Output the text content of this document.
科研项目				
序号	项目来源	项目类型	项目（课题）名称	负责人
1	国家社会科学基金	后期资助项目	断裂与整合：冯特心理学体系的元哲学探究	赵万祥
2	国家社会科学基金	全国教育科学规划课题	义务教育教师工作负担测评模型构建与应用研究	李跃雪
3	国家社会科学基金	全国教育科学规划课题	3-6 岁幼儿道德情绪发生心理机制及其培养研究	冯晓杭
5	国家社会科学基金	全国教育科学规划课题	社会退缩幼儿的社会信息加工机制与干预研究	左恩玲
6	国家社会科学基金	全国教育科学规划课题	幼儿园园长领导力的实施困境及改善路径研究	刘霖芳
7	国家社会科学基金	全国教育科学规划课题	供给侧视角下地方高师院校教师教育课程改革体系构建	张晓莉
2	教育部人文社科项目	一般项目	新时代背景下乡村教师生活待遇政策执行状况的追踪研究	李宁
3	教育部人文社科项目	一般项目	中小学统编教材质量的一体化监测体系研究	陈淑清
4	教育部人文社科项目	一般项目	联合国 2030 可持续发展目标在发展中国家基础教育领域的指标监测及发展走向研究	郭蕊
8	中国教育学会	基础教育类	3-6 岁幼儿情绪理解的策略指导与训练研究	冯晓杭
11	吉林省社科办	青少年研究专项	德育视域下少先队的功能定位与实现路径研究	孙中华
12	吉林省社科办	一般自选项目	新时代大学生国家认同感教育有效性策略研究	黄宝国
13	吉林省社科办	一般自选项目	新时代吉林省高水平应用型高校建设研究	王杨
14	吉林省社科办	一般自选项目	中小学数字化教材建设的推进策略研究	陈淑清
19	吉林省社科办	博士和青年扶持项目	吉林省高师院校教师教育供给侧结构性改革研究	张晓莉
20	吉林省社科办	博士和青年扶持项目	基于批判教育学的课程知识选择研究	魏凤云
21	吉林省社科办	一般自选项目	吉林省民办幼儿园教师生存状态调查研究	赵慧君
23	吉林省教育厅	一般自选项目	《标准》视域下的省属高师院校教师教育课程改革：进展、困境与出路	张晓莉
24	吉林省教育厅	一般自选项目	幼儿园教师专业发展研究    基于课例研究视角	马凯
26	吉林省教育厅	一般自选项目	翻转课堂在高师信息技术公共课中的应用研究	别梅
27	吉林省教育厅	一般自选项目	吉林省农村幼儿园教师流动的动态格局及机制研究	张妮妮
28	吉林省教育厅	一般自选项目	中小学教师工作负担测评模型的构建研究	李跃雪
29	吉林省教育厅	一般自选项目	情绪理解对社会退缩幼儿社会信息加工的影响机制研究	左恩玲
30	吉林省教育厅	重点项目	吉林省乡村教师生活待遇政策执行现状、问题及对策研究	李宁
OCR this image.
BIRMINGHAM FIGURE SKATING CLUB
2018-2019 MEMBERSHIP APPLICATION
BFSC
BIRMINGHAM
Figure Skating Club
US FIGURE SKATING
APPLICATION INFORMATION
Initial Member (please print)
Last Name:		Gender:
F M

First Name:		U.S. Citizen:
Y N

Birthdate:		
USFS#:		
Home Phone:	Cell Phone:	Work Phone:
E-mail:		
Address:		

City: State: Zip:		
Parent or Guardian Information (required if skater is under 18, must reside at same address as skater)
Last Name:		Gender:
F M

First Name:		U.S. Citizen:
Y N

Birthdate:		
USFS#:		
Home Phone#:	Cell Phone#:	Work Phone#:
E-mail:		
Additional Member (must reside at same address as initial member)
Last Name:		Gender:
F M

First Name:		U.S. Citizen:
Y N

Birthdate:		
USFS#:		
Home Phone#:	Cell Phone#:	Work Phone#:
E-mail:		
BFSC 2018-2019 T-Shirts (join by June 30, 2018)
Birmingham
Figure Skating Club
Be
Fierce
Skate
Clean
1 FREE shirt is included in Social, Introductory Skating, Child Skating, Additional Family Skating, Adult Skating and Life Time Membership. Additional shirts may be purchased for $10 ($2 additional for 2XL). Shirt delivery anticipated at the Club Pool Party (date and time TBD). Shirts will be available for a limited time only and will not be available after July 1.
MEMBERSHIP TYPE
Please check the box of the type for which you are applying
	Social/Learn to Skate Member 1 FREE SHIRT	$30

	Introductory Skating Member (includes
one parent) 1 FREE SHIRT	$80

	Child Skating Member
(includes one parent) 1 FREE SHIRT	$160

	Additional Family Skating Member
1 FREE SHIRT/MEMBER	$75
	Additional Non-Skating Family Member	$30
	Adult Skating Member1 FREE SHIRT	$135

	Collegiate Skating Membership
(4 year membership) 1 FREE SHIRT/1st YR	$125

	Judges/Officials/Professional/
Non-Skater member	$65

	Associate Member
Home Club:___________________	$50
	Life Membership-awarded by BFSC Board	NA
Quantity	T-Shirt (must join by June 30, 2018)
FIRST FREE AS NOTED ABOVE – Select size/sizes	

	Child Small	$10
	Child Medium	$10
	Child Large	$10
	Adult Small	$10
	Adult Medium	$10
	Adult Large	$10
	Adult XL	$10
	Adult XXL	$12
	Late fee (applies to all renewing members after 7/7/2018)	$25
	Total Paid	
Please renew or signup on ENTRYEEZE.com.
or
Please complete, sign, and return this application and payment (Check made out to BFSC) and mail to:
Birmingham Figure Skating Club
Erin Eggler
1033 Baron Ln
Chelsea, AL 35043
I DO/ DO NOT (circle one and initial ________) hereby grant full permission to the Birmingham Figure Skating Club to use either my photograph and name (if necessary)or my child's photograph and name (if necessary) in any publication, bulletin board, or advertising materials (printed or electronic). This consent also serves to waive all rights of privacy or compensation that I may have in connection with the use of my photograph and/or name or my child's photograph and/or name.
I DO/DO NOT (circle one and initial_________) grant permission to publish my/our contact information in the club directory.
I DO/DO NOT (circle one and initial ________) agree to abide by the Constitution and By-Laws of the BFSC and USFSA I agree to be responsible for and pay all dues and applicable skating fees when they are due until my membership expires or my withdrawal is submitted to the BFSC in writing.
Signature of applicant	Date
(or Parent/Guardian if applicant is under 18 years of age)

EXERCISE REQUIREMENTS:
Write out the material from the first line to the last, exactly.

CORRECT ANSWER:
Output the text content of this document.
科研项目				
序号	项目来源	项目类型	项目（课题）名称	负责人
1	国家社会科学基金	后期资助项目	断裂与整合：冯特心理学体系的元哲学探究	赵万祥
2	国家社会科学基金	全国教育科学规划课题	义务教育教师工作负担测评模型构建与应用研究	李跃雪
3	国家社会科学基金	全国教育科学规划课题	3-6 岁幼儿道德情绪发生心理机制及其培养研究	冯晓杭
5	国家社会科学基金	全国教育科学规划课题	社会退缩幼儿的社会信息加工机制与干预研究	左恩玲
6	国家社会科学基金	全国教育科学规划课题	幼儿园园长领导力的实施困境及改善路径研究	刘霖芳
7	国家社会科学基金	全国教育科学规划课题	供给侧视角下地方高师院校教师教育课程改革体系构建	张晓莉
2	教育部人文社科项目	一般项目	新时代背景下乡村教师生活待遇政策执行状况的追踪研究	李宁
3	教育部人文社科项目	一般项目	中小学统编教材质量的一体化监测体系研究	陈淑清
4	教育部人文社科项目	一般项目	联合国 2030 可持续发展目标在发展中国家基础教育领域的指标监测及发展走向研究	郭蕊
8	中国教育学会	基础教育类	3-6 岁幼儿情绪理解的策略指导与训练研究	冯晓杭
11	吉林省社科办	青少年研究专项	德育视域下少先队的功能定位与实现路径研究	孙中华
12	吉林省社科办	一般自选项目	新时代大学生国家认同感教育有效性策略研究	黄宝国
13	吉林省社科办	一般自选项目	新时代吉林省高水平应用型高校建设研究	王杨
14	吉林省社科办	一般自选项目	中小学数字化教材建设的推进策略研究	陈淑清
19	吉林省社科办	博士和青年扶持项目	吉林省高师院校教师教育供给侧结构性改革研究	张晓莉
20	吉林省社科办	博士和青年扶持项目	基于批判教育学的课程知识选择研究	魏凤云
21	吉林省社科办	一般自选项目	吉林省民办幼儿园教师生存状态调查研究	赵慧君
23	吉林省教育厅	一般自选项目	《标准》视域下的省属高师院校教师教育课程改革：进展、困境与出路	张晓莉
24	吉林省教育厅	一般自选项目	幼儿园教师专业发展研究    基于课例研究视角	马凯
26	吉林省教育厅	一般自选项目	翻转课堂在高师信息技术公共课中的应用研究	别梅
27	吉林省教育厅	一般自选项目	吉林省农村幼儿园教师流动的动态格局及机制研究	张妮妮
28	吉林省教育厅	一般自选项目	中小学教师工作负担测评模型的构建研究	李跃雪
29	吉林省教育厅	一般自选项目	情绪理解对社会退缩幼儿社会信息加工的影响机制研究	左恩玲
30	吉林省教育厅	重点项目	吉林省乡村教师生活待遇政策执行现状、问题及对策研究	李宁
OCR this image.
BIRMINGHAM FIGURE SKATING CLUB
2018-2019 MEMBERSHIP APPLICATION
BFSC
BIRMINGHAM
Figure Skating Club
US FIGURE SKATING
APPLICATION INFORMATION
Initial Member (please print)
Last Name:		Gender:
F M

First Name:		U.S. Citizen:
Y N

Birthdate:		
USFS#:		
Home Phone:	Cell Phone:	Work Phone:
E-mail:		
Address:		

City: State: Zip:		
Parent or Guardian Information (required if skater is under 18, must reside at same address as skater)
Last Name:		Gender:
F M

First Name:		U.S. Citizen:
Y N

Birthdate:		
USFS#:		
Home Phone#:	Cell Phone#:	Work Phone#:
E-mail:		
Additional Member (must reside at same address as initial member)
Last Name:		Gender:
F M

First Name:		U.S. Citizen:
Y N

Birthdate:		
USFS#:		
Home Phone#:	Cell Phone#:	Work Phone#:
E-mail:		
BFSC 2018-2019 T-Shirts (join by June 30, 2018)
Birmingham
Figure Skating Club
Be
Fierce
Skate
Clean
1 FREE shirt is included in Social, Introductory Skating, Child Skating, Additional Family Skating, Adult Skating and Life Time Membership. Additional shirts may be purchased for $10 ($2 additional for 2XL). Shirt delivery anticipated at the Club Pool Party (date and time TBD). Shirts will be available for a limited time only and will not be available after July 1.
MEMBERSHIP TYPE
Please check the box of the type for which you are applying
	Social/Learn to Skate Member 1 FREE SHIRT	$30

	Introductory Skating Member (includes
one parent) 1 FREE SHIRT	$80

	Child Skating Member
(includes one parent) 1 FREE SHIRT	$160

	Additional Family Skating Member
1 FREE SHIRT/MEMBER	$75
	Additional Non-Skating Family Member	$30
	Adult Skating Member1 FREE SHIRT	$135

	Collegiate Skating Membership
(4 year membership) 1 FREE SHIRT/1st YR	$125

	Judges/Officials/Professional/
Non-Skater member	$65

	Associate Member
Home Club:___________________	$50
	Life Membership-awarded by BFSC Board	NA
Quantity	T-Shirt (must join by June 30, 2018)
FIRST FREE AS NOTED ABOVE – Select size/sizes	

	Child Small	$10
	Child Medium	$10
	Child Large	$10
	Adult Small	$10
	Adult Medium	$10
	Adult Large	$10
	Adult XL	$10
	Adult XXL	$12
	Late fee (applies to all renewing members after 7/7/2018)	$25
	Total Paid	
Please renew or signup on ENTRYEEZE.com.
or
Please complete, sign, and return this application and payment (Check made out to BFSC) and mail to:
Birmingham Figure Skating Club
Erin Eggler
1033 Baron Ln
Chelsea, AL 35043
I DO/ DO NOT (circle one and initial ________) hereby grant full permission to the Birmingham Figure Skating Club to use either my photograph and name (if necessary)or my child's photograph and name (if necessary) in any publication, bulletin board, or advertising materials (printed or electronic). This consent also serves to waive all rights of privacy or compensation that I may have in connection with the use of my photograph and/or name or my child's photograph and/or name.
I DO/DO NOT (circle one and initial_________) grant permission to publish my/our contact information in the club directory.
I DO/DO NOT (circle one and initial ________) agree to abide by the Constitution and By-Laws of the BFSC and USFSA I agree to be responsible for and pay all dues and applicable skating fees when they are due until my membership expires or my withdrawal is submitted to the BFSC in writing.
Signature of applicant	Date
(or Parent/Guardian if applicant is under 18 years of age)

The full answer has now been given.